— Problem —
Reproduce the closing part of the entries exactly: the line with "Serialize everything readable" and all lines after it, ending with the last line, and nothing else.

— Dataset excerpts —
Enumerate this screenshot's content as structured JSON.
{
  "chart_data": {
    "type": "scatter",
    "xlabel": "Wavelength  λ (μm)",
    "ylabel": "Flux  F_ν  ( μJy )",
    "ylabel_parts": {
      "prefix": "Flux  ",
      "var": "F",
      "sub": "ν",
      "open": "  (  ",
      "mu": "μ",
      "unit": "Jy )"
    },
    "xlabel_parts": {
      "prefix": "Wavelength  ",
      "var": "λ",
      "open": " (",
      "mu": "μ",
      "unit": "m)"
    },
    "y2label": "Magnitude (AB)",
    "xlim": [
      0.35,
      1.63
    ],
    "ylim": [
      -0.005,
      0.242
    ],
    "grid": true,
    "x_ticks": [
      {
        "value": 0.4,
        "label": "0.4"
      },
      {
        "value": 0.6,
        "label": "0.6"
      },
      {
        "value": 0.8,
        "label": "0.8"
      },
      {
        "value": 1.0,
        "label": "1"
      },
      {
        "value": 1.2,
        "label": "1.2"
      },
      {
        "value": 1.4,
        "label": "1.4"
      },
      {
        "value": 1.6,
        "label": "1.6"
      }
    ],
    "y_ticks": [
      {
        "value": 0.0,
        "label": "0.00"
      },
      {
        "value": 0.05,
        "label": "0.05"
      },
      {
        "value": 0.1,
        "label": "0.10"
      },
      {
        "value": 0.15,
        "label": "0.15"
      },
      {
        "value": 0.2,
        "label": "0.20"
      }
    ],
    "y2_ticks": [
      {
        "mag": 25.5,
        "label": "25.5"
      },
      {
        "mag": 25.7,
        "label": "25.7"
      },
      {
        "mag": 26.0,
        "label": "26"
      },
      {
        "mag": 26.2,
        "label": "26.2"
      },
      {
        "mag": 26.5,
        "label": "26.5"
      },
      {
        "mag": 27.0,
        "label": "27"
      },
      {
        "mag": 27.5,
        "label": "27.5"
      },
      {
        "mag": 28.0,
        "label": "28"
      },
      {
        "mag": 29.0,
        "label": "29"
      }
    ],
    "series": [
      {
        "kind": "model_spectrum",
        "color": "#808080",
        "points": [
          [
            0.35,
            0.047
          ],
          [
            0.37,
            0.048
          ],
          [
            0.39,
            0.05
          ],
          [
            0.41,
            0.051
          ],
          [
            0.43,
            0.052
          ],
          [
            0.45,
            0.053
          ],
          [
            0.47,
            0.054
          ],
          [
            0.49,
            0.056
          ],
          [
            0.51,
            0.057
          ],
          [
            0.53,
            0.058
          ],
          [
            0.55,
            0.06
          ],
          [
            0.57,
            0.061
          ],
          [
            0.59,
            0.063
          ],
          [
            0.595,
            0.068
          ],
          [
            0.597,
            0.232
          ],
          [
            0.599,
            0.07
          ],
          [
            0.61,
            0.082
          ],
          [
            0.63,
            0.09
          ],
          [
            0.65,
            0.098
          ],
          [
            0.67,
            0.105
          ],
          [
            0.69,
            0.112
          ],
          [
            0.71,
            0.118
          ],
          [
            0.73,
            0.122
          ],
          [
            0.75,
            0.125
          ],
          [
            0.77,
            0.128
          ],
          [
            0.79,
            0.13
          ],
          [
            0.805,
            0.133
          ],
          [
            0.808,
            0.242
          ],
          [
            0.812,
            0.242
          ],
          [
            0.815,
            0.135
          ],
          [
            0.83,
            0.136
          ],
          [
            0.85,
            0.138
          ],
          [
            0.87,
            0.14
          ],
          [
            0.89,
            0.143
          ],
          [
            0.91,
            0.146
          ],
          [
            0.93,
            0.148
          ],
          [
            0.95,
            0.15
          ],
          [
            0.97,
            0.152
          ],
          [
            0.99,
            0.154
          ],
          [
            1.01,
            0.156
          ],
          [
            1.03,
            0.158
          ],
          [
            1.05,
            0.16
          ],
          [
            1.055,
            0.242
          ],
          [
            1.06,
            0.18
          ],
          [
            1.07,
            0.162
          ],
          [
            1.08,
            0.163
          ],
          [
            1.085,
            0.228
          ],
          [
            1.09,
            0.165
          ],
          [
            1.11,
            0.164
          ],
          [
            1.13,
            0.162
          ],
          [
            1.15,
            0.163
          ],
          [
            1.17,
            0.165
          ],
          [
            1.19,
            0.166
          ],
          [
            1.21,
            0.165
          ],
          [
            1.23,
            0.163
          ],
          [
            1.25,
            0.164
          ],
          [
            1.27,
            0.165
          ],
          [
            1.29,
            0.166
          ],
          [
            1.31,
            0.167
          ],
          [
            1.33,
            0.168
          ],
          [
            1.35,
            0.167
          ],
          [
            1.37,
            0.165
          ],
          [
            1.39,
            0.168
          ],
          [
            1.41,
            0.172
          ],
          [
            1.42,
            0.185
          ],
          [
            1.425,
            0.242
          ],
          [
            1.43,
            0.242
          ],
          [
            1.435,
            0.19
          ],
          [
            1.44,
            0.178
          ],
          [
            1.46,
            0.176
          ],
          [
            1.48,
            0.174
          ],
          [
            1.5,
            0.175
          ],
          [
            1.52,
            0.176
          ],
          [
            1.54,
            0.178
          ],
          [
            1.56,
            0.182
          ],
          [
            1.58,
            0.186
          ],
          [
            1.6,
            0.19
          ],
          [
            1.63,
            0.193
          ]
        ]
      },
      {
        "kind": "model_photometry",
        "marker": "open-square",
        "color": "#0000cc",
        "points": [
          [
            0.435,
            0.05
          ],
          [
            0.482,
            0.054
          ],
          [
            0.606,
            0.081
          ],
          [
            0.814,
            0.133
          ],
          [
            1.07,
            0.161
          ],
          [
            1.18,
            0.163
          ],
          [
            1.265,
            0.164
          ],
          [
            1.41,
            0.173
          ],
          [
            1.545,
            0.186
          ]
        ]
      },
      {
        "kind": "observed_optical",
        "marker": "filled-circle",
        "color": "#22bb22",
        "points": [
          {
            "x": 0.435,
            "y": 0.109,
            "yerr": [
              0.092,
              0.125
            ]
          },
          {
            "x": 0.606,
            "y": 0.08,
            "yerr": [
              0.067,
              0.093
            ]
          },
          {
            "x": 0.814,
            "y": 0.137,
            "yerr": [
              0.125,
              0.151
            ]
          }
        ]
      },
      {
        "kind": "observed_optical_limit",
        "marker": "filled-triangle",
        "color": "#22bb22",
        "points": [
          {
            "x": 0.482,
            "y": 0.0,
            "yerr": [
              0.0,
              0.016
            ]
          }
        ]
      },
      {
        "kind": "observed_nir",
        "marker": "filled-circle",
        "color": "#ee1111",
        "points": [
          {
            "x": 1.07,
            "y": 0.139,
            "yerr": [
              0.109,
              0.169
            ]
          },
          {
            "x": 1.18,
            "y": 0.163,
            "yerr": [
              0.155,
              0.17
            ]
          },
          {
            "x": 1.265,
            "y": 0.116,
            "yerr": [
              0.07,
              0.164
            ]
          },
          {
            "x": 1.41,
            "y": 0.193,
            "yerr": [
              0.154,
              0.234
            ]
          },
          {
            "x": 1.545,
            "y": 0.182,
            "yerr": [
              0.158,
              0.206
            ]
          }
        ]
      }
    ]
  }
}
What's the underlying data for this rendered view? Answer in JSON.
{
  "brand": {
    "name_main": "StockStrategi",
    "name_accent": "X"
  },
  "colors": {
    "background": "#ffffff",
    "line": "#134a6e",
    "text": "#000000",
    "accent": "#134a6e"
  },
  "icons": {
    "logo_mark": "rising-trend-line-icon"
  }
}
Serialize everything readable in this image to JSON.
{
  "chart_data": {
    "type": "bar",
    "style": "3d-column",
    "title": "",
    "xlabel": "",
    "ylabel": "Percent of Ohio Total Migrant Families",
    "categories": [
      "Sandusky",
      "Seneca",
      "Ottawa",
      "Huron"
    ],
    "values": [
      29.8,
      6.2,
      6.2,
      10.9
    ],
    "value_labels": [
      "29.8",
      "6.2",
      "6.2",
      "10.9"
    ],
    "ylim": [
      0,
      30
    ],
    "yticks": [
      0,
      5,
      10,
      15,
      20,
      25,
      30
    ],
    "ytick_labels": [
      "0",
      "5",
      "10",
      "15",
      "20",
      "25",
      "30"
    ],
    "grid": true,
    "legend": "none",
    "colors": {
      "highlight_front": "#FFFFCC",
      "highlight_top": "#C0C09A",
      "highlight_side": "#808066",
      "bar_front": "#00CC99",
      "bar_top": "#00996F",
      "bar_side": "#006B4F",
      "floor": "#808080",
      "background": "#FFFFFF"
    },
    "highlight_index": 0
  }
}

— Exercise solution —
Serialize everything readable in this image to JSON.
{
  "chart_data": {
    "type": "bar",
    "style": "3d-column",
    "title": "",
    "xlabel": "",
    "ylabel": "Percent of Ohio Total Migrant Families",
    "categories": [
      "Sandusky",
      "Seneca",
      "Ottawa",
      "Huron"
    ],
    "values": [
      29.8,
      6.2,
      6.2,
      10.9
    ],
    "value_labels": [
      "29.8",
      "6.2",
      "6.2",
      "10.9"
    ],
    "ylim": [
      0,
      30
    ],
    "yticks": [
      0,
      5,
      10,
      15,
      20,
      25,
      30
    ],
    "ytick_labels": [
      "0",
      "5",
      "10",
      "15",
      "20",
      "25",
      "30"
    ],
    "grid": true,
    "legend": "none",
    "colors": {
      "highlight_front": "#FFFFCC",
      "highlight_top": "#C0C09A",
      "highlight_side": "#808066",
      "bar_front": "#00CC99",
      "bar_top": "#00996F",
      "bar_side": "#006B4F",
      "floor": "#808080",
      "background": "#FFFFFF"
    },
    "highlight_index": 0
  }
}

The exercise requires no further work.